Return all lines from the listing below in which the string "Tugendhat" occurs.

**** Working data ****

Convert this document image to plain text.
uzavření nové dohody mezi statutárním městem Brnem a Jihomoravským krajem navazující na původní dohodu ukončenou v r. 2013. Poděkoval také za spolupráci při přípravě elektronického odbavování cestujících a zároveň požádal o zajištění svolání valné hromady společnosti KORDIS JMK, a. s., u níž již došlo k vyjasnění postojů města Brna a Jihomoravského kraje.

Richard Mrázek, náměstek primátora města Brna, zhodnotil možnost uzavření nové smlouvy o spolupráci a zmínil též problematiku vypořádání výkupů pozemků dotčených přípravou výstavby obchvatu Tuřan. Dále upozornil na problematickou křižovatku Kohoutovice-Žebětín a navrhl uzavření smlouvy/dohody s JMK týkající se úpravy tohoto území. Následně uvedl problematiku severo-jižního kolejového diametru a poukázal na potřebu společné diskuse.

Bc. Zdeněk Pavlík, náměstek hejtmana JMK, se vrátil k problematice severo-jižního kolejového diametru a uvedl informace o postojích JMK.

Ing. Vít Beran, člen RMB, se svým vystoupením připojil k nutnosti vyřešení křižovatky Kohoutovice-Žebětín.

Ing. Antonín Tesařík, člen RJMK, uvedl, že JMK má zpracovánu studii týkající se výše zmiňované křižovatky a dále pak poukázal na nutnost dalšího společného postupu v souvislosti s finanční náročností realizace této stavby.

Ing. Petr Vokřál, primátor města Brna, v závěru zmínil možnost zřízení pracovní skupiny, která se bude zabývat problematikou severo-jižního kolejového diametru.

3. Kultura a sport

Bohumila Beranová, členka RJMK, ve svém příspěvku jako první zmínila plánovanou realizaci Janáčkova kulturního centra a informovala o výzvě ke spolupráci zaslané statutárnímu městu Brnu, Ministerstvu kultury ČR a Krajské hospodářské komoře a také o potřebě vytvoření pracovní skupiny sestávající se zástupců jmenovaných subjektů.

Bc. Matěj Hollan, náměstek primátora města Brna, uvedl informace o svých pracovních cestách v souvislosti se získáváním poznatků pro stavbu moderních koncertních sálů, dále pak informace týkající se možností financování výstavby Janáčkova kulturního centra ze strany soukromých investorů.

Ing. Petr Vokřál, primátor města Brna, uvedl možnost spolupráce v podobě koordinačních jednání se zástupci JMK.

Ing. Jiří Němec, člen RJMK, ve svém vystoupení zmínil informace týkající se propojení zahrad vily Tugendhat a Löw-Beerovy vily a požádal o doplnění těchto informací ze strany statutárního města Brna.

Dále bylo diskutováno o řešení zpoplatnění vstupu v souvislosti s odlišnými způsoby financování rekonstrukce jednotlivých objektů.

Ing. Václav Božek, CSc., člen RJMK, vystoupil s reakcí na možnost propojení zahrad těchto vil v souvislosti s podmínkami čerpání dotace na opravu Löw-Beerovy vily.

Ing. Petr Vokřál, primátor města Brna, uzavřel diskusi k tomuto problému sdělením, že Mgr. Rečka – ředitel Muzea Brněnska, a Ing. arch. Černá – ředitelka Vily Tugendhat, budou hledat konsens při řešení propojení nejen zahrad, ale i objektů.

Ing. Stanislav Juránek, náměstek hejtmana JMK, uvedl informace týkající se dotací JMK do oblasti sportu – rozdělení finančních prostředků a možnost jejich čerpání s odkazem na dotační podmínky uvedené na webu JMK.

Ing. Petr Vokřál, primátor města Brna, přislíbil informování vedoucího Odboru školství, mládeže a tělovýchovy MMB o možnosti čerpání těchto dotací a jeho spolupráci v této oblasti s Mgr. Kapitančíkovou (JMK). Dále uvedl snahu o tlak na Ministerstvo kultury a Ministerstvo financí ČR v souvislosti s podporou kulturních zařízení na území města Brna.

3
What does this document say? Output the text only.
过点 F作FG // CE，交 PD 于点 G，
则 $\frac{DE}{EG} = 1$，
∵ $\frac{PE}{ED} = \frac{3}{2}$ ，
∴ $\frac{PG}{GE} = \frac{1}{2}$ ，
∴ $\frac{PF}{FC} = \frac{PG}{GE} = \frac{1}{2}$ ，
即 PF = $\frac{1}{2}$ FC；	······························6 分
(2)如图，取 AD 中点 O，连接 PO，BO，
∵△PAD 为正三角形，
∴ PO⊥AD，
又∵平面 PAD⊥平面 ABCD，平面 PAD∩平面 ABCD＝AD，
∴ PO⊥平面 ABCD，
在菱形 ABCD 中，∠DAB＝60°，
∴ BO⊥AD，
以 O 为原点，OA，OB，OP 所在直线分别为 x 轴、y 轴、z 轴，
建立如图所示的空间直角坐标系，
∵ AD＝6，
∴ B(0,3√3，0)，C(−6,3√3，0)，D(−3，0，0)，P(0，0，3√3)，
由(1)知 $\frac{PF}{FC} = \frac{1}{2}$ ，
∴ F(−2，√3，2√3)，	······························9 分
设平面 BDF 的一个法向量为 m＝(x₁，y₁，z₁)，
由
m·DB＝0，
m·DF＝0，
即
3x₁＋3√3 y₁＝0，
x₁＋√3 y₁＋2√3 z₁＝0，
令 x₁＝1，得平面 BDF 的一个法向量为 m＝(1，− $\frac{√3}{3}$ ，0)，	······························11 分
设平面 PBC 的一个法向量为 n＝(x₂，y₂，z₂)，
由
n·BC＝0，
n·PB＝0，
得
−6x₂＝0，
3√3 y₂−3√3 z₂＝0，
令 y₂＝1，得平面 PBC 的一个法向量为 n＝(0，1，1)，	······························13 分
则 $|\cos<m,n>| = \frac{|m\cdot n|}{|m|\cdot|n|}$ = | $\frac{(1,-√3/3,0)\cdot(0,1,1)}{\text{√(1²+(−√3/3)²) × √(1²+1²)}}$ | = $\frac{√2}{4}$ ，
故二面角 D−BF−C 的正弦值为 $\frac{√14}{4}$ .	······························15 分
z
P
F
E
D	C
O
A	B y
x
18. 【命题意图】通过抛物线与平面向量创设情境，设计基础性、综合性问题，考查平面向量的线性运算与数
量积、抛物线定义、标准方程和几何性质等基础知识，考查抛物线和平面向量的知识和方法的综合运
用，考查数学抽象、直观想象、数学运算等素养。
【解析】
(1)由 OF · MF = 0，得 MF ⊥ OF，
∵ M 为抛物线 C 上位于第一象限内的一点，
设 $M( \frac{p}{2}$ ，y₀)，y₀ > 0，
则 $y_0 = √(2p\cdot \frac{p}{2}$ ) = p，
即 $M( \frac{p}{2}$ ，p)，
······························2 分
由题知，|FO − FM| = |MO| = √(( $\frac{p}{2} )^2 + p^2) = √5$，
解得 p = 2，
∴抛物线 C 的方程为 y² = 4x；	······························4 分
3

****

- Output for this exercise -
Ing. Jiří Němec, člen RJMK, ve svém vystoupení zmínil informace týkající se propojení zahrad vily Tugendhat a Löw-Beerovy vily a požádal o doplnění těchto informací ze strany statutárního města Brna.
Ing. Petr Vokřál, primátor města Brna, uzavřel diskusi k tomuto problému sdělením, že Mgr. Rečka – ředitel Muzea Brněnska, a Ing. arch. Černá – ředitelka Vily Tugendhat, budou hledat konsens při řešení propojení nejen zahrad, ale i objektů.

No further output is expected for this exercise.